(Dataset excerpts)

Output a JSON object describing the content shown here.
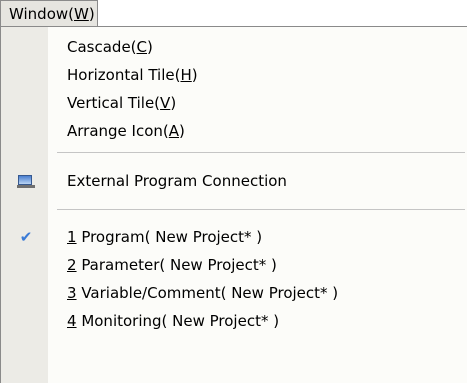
{
  "menubar": {
    "title_pre": "Window(",
    "title_key": "W",
    "title_post": ")"
  },
  "menu": {
    "cascade": {
      "pre": "Cascade(",
      "key": "C",
      "post": ")"
    },
    "horizontal": {
      "pre": "Horizontal Tile(",
      "key": "H",
      "post": ")"
    },
    "vertical": {
      "pre": "Vertical Tile(",
      "key": "V",
      "post": ")"
    },
    "arrange": {
      "pre": "Arrange Icon(",
      "key": "A",
      "post": ")"
    },
    "external": {
      "label": "External Program Connection",
      "icon": "monitor-icon"
    },
    "windows": [
      {
        "key": "1",
        "rest": " Program( New Project* )",
        "checked": true
      },
      {
        "key": "2",
        "rest": " Parameter( New Project* )",
        "checked": false
      },
      {
        "key": "3",
        "rest": " Variable/Comment( New Project* )",
        "checked": false
      },
      {
        "key": "4",
        "rest": " Monitoring( New Project* )",
        "checked": false
      }
    ]
  },
  "colors": {
    "check": "#3b7bd6",
    "menu_bg": "#fcfcf9",
    "icon_column": "#ecebe6"
  }
}
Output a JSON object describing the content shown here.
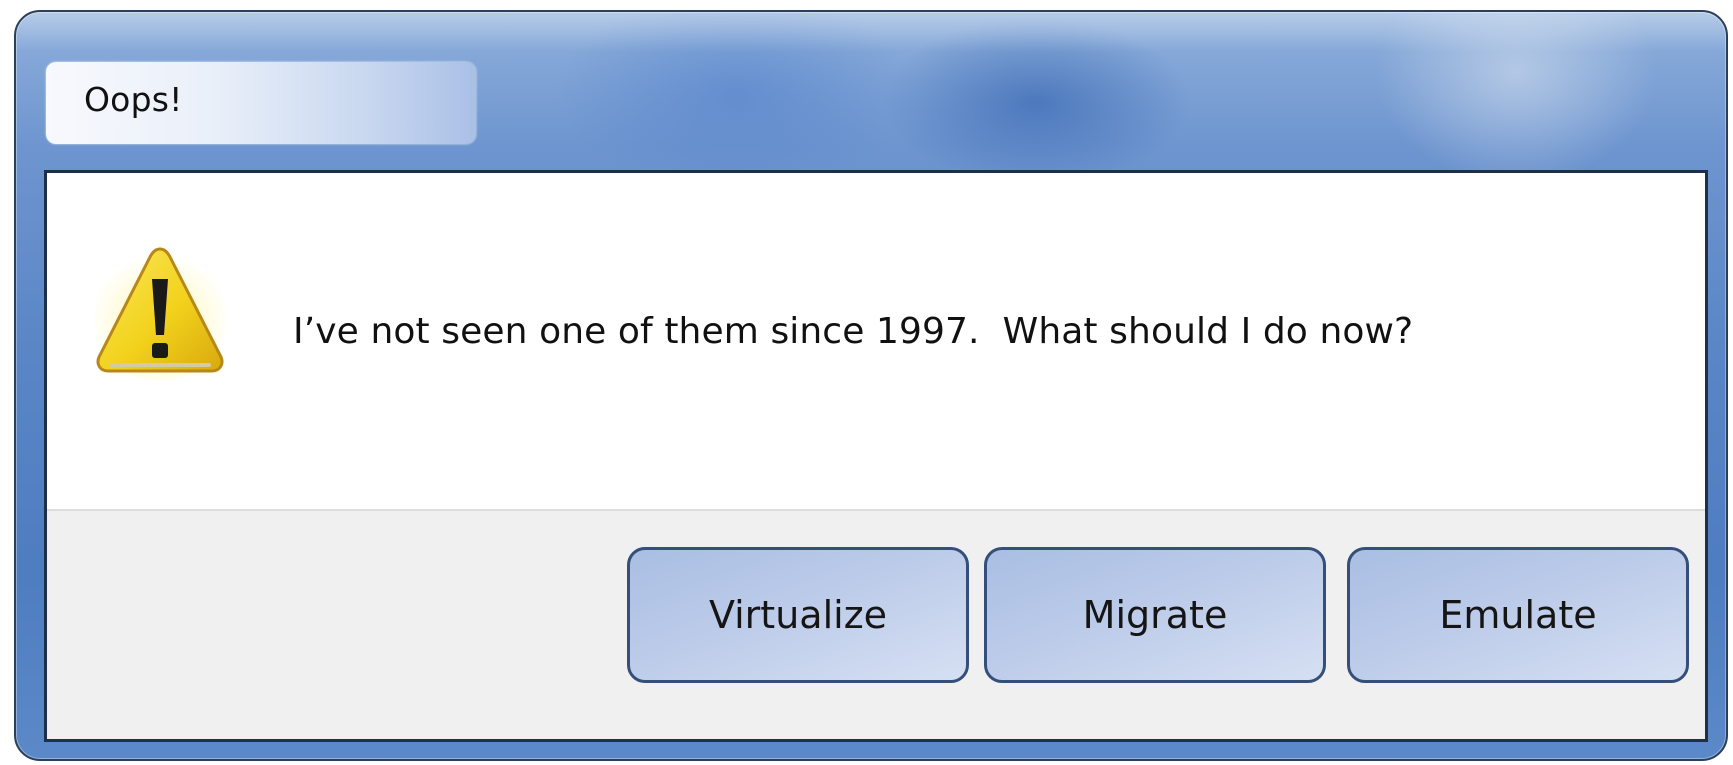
{
  "dialog": {
    "title": "Oops!",
    "message": "I’ve not seen one of them since 1997.  What should I do now?",
    "icon": "warning-icon",
    "buttons": [
      {
        "label": "Virtualize"
      },
      {
        "label": "Migrate"
      },
      {
        "label": "Emulate"
      }
    ]
  },
  "colors": {
    "frame": "#5a86c6",
    "frame_border": "#2a3f5a",
    "content_border": "#1d2f49",
    "button_border": "#34507a",
    "button_fill": "#bccbe9",
    "button_strip": "#f0f0f0",
    "warning_yellow": "#f2d21c"
  }
}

→ **Set task**
Could you reproduce every record above exactly, leaving out the pictures?

→ **Output**
Output a JSON object describing the content shown here.
{
  "menubar": {
    "title_pre": "Window(",
    "title_key": "W",
    "title_post": ")"
  },
  "menu": {
    "cascade": {
      "pre": "Cascade(",
      "key": "C",
      "post": ")"
    },
    "horizontal": {
      "pre": "Horizontal Tile(",
      "key": "H",
      "post": ")"
    },
    "vertical": {
      "pre": "Vertical Tile(",
      "key": "V",
      "post": ")"
    },
    "arrange": {
      "pre": "Arrange Icon(",
      "key": "A",
      "post": ")"
    },
    "external": {
      "label": "External Program Connection",
      "icon": "monitor-icon"
    },
    "windows": [
      {
        "key": "1",
        "rest": " Program( New Project* )",
        "checked": true
      },
      {
        "key": "2",
        "rest": " Parameter( New Project* )",
        "checked": false
      },
      {
        "key": "3",
        "rest": " Variable/Comment( New Project* )",
        "checked": false
      },
      {
        "key": "4",
        "rest": " Monitoring( New Project* )",
        "checked": false
      }
    ]
  },
  "colors": {
    "check": "#3b7bd6",
    "menu_bg": "#fcfcf9",
    "icon_column": "#ecebe6"
  }
}
Output a JSON object describing the content shown here.
{
  "dialog": {
    "title": "Oops!",
    "message": "I’ve not seen one of them since 1997.  What should I do now?",
    "icon": "warning-icon",
    "buttons": [
      {
        "label": "Virtualize"
      },
      {
        "label": "Migrate"
      },
      {
        "label": "Emulate"
      }
    ]
  },
  "colors": {
    "frame": "#5a86c6",
    "frame_border": "#2a3f5a",
    "content_border": "#1d2f49",
    "button_border": "#34507a",
    "button_fill": "#bccbe9",
    "button_strip": "#f0f0f0",
    "warning_yellow": "#f2d21c"
  }
}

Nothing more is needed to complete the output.